A run of records
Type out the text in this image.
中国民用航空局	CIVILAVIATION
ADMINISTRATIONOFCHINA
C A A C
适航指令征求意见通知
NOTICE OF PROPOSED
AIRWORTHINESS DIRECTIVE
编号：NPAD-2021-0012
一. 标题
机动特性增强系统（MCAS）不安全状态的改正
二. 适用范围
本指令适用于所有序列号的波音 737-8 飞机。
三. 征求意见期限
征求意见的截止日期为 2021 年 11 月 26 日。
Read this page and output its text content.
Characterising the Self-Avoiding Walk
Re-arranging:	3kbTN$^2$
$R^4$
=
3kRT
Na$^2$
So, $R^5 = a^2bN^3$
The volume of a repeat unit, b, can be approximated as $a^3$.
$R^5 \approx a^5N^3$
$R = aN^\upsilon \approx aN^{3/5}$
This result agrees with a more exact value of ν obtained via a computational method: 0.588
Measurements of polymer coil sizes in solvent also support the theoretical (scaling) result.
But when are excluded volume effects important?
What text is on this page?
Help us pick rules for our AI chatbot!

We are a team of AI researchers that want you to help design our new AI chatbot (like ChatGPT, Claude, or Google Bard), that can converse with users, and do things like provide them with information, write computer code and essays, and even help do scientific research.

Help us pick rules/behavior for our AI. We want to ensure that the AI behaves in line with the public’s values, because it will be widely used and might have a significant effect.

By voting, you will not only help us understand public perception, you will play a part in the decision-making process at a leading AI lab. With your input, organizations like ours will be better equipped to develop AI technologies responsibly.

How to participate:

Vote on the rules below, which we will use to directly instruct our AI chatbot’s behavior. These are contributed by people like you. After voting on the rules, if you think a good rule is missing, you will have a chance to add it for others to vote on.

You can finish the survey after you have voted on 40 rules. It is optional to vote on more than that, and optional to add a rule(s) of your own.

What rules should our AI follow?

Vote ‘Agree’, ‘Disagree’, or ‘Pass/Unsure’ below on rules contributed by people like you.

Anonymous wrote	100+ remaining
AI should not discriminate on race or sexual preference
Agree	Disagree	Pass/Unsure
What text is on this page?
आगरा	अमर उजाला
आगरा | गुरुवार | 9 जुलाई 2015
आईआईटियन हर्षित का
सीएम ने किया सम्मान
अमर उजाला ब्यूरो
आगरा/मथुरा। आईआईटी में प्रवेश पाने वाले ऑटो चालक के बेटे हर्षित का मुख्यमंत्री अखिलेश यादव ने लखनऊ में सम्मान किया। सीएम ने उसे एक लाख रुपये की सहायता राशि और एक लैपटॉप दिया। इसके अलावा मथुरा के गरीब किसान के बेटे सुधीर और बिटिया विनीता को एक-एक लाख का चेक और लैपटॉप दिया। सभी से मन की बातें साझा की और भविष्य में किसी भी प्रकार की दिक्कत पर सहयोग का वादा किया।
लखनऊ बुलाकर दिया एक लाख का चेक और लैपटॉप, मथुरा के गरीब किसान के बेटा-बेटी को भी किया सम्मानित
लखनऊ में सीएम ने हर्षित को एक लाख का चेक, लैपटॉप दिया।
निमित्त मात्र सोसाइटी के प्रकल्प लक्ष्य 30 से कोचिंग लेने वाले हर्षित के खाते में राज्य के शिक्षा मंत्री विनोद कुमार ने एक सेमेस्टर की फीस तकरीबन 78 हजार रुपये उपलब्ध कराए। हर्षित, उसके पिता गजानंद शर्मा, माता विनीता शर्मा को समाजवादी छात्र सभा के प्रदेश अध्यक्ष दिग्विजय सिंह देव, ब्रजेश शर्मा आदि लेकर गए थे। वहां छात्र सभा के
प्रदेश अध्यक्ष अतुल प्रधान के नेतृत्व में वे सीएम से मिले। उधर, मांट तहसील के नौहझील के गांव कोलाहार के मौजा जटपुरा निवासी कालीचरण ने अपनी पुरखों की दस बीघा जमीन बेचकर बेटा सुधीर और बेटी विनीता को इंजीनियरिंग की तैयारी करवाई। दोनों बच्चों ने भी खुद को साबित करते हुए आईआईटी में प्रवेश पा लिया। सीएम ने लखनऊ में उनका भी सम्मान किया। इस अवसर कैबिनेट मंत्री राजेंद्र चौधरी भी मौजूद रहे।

## Directions
Filter out all lines lacking the word "have" and copy the rest.

## Solution for this exercise
Help us pick rules/behavior for our AI. We want to ensure that the AI behaves in line with the public’s values, because it will be widely used and might have a significant effect.
Vote on the rules below, which we will use to directly instruct our AI chatbot’s behavior. These are contributed by people like you. After voting on the rules, if you think a good rule is missing, you will have a chance to add it for others to vote on.
You can finish the survey after you have voted on 40 rules. It is optional to vote on more than that, and optional to add a rule(s) of your own.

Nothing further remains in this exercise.